Work instructions:
Return all lines with the word "Shop" in them.
*****
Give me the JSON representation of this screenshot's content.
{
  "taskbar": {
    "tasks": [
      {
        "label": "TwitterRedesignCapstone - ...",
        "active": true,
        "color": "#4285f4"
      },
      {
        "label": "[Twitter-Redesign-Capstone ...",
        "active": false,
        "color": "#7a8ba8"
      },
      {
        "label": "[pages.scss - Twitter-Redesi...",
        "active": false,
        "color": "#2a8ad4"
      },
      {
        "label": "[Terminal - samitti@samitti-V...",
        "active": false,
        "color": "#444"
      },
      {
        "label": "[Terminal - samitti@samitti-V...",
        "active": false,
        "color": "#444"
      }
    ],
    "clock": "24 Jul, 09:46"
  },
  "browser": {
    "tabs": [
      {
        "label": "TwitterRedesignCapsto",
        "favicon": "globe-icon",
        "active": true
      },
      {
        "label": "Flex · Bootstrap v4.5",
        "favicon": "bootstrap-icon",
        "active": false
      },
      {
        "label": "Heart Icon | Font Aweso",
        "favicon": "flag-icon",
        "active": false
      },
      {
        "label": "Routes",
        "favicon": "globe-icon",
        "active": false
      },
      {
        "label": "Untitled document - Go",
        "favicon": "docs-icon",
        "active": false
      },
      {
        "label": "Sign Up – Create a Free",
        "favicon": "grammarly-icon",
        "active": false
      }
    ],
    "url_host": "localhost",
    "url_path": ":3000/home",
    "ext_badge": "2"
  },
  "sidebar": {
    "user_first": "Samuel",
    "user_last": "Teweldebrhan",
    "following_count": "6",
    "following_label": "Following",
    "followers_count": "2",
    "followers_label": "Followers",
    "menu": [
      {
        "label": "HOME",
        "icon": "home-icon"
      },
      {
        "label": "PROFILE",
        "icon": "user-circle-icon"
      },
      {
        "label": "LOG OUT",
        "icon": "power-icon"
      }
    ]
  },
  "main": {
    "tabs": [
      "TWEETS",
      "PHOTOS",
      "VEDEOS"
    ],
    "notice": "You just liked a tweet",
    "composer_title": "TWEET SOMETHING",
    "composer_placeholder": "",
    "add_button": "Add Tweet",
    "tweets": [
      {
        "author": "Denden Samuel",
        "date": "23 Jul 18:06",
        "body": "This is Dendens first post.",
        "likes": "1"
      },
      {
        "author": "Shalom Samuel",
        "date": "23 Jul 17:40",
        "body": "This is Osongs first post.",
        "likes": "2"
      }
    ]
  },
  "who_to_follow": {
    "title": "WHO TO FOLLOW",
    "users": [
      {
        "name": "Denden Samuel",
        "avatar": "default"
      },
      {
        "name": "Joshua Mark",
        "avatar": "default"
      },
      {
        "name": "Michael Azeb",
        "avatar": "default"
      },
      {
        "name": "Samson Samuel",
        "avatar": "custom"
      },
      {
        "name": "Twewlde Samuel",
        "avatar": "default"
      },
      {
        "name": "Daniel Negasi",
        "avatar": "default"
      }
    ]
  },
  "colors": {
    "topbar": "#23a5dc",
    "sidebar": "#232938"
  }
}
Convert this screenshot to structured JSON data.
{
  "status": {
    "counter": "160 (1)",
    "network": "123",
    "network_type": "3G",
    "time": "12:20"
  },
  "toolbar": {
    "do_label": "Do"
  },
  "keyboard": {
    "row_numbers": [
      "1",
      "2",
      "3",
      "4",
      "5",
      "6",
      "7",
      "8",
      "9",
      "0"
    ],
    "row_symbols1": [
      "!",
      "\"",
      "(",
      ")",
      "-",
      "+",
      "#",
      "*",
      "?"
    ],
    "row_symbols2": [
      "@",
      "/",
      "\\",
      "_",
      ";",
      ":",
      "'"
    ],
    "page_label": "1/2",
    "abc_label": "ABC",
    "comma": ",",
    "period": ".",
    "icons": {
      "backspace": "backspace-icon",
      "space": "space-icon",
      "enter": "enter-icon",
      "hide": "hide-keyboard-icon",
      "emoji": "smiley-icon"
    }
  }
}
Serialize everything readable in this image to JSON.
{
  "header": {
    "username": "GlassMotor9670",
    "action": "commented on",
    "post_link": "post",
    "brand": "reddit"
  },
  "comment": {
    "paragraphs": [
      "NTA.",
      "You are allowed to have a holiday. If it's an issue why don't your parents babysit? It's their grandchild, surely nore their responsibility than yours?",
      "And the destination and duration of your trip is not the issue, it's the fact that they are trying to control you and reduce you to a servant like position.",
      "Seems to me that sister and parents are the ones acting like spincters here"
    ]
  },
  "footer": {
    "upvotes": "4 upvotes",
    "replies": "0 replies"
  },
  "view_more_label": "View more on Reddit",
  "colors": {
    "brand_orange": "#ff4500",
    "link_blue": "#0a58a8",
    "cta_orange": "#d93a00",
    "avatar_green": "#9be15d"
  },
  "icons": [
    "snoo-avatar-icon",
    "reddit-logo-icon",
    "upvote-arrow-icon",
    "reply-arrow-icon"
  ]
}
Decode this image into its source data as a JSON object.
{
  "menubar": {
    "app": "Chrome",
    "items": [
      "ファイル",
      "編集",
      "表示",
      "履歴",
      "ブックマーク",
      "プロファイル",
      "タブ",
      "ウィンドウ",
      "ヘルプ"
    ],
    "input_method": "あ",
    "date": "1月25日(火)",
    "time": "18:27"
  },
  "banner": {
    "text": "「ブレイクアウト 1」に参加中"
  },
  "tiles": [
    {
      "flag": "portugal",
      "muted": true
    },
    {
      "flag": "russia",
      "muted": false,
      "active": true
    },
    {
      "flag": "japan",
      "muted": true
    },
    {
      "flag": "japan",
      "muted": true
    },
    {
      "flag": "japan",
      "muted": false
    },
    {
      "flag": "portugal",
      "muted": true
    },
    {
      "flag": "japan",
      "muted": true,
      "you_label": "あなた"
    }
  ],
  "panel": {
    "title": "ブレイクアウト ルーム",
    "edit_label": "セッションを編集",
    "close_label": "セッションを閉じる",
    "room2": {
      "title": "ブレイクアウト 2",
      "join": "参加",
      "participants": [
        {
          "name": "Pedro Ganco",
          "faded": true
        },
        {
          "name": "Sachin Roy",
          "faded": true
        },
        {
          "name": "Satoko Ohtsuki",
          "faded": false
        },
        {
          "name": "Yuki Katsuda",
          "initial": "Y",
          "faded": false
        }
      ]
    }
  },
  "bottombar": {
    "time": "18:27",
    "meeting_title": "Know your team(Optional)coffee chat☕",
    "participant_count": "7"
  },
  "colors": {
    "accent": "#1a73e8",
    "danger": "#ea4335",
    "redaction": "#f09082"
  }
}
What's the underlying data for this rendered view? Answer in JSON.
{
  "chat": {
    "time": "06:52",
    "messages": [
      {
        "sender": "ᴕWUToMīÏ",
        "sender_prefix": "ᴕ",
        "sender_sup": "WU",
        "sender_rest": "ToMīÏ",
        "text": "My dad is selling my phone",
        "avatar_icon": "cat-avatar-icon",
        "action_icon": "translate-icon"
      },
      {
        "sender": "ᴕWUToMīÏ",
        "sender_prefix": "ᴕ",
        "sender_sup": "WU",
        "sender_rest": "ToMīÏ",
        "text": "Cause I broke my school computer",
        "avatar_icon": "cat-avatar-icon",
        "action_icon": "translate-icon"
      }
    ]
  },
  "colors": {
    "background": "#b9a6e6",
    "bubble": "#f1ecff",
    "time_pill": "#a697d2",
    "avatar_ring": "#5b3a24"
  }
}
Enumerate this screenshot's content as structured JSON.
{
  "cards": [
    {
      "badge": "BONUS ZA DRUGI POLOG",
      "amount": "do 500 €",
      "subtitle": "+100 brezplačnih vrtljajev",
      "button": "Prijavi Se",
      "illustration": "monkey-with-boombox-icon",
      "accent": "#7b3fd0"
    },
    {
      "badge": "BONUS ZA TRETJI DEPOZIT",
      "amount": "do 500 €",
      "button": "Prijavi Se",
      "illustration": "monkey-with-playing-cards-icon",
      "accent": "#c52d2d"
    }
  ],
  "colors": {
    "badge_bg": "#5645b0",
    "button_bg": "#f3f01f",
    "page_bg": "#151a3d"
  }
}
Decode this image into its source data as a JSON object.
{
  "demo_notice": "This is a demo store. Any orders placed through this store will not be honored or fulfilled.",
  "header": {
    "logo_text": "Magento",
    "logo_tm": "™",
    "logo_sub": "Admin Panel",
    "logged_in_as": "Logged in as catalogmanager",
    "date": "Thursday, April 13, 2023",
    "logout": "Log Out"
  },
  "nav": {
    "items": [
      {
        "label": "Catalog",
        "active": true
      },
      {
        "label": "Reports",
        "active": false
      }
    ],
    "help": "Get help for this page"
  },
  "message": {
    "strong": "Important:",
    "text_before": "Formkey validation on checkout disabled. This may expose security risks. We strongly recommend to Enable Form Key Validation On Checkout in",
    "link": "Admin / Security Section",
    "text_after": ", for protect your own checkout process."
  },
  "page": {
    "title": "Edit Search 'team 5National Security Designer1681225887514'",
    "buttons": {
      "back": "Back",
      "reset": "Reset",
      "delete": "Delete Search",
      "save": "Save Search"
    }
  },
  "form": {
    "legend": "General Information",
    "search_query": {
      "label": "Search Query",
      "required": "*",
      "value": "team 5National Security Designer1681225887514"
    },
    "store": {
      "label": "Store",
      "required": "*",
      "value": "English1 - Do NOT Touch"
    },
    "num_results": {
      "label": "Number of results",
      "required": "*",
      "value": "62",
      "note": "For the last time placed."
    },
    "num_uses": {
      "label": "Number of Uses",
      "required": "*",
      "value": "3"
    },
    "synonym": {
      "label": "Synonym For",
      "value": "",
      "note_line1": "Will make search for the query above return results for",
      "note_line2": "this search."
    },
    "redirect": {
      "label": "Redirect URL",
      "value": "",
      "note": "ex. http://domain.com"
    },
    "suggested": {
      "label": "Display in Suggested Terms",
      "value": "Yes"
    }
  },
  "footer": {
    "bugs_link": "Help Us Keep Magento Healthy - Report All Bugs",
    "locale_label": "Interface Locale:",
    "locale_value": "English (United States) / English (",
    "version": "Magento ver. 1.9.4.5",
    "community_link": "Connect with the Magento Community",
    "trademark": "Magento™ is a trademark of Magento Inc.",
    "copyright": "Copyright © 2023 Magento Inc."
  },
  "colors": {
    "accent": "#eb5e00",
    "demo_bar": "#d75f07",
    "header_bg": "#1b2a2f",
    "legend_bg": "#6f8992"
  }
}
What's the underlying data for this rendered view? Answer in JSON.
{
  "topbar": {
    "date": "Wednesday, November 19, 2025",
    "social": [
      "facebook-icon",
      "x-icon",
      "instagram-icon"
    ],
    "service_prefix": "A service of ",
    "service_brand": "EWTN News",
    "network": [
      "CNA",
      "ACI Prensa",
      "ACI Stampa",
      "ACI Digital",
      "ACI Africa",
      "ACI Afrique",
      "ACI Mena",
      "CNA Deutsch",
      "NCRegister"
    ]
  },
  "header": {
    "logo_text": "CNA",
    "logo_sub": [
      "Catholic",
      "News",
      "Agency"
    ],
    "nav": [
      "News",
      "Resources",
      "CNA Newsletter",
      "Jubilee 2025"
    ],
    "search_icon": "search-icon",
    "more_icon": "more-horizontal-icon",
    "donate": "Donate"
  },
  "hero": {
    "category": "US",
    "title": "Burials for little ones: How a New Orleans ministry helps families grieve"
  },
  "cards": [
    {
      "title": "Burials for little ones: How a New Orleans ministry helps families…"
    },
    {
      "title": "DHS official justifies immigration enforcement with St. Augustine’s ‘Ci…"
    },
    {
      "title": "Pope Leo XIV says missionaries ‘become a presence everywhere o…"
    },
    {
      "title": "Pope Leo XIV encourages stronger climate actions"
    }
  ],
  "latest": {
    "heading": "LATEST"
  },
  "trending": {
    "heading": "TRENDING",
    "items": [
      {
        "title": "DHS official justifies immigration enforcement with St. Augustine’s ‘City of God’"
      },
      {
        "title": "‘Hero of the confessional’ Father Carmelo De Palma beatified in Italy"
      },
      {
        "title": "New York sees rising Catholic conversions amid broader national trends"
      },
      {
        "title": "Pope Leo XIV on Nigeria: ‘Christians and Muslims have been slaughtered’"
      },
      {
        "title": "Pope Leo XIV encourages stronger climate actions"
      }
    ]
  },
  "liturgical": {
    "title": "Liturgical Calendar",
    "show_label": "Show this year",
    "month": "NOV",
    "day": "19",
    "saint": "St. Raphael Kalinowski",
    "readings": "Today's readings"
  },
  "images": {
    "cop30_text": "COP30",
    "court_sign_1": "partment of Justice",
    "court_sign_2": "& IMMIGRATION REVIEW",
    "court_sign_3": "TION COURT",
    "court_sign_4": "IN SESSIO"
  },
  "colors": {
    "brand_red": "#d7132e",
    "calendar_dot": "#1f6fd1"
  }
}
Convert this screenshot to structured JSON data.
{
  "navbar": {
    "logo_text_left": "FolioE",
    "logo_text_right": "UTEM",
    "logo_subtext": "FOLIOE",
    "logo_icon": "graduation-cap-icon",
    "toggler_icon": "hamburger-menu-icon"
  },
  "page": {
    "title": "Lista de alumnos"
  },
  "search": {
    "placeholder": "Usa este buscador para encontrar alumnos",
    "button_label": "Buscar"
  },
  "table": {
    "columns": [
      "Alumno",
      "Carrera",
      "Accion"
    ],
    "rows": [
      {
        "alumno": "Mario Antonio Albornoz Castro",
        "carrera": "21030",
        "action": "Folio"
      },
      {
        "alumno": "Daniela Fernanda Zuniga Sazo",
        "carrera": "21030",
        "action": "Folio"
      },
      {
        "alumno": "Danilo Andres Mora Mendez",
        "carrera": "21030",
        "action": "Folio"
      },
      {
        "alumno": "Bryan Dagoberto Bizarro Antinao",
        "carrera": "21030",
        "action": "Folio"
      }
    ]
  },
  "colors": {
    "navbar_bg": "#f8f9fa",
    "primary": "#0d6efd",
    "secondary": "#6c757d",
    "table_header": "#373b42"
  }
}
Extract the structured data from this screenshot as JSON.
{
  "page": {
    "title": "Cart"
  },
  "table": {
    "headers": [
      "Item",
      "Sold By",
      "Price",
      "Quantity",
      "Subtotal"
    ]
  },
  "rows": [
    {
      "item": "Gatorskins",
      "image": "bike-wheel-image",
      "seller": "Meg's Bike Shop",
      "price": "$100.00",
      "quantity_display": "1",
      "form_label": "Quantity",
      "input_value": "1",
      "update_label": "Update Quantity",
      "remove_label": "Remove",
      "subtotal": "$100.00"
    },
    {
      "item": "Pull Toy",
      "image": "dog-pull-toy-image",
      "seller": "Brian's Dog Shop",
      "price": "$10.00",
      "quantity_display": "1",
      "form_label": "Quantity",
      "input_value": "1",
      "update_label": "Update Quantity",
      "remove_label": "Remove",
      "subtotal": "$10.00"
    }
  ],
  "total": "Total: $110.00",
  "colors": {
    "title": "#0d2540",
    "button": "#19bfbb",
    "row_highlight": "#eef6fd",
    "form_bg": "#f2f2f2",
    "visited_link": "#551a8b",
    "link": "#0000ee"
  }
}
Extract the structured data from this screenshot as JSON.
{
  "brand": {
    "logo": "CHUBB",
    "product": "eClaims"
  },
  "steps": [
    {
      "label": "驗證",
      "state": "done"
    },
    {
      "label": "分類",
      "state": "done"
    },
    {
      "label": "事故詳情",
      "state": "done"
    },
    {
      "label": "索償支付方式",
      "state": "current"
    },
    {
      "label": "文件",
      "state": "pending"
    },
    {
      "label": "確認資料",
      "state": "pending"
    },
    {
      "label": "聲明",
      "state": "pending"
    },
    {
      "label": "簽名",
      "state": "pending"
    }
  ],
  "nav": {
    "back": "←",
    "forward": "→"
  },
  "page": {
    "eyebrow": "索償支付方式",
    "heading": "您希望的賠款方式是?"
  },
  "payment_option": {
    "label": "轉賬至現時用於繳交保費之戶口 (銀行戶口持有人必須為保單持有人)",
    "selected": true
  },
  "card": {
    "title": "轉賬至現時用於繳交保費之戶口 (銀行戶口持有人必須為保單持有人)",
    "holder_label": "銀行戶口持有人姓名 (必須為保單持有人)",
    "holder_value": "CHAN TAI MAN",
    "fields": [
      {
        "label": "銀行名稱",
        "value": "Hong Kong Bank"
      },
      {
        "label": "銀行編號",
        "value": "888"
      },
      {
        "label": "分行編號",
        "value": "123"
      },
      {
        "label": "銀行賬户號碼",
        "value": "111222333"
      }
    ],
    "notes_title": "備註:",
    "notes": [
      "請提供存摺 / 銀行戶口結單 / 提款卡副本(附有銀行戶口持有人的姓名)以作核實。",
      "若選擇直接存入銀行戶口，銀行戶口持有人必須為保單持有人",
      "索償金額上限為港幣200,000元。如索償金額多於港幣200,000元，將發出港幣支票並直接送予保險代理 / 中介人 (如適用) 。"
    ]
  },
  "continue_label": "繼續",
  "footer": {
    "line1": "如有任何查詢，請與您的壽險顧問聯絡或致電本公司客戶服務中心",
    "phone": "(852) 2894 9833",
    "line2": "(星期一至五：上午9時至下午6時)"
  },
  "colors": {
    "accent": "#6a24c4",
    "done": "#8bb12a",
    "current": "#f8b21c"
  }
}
*****
Correct output:
      "seller": "Meg's Bike Shop",
      "seller": "Brian's Dog Shop",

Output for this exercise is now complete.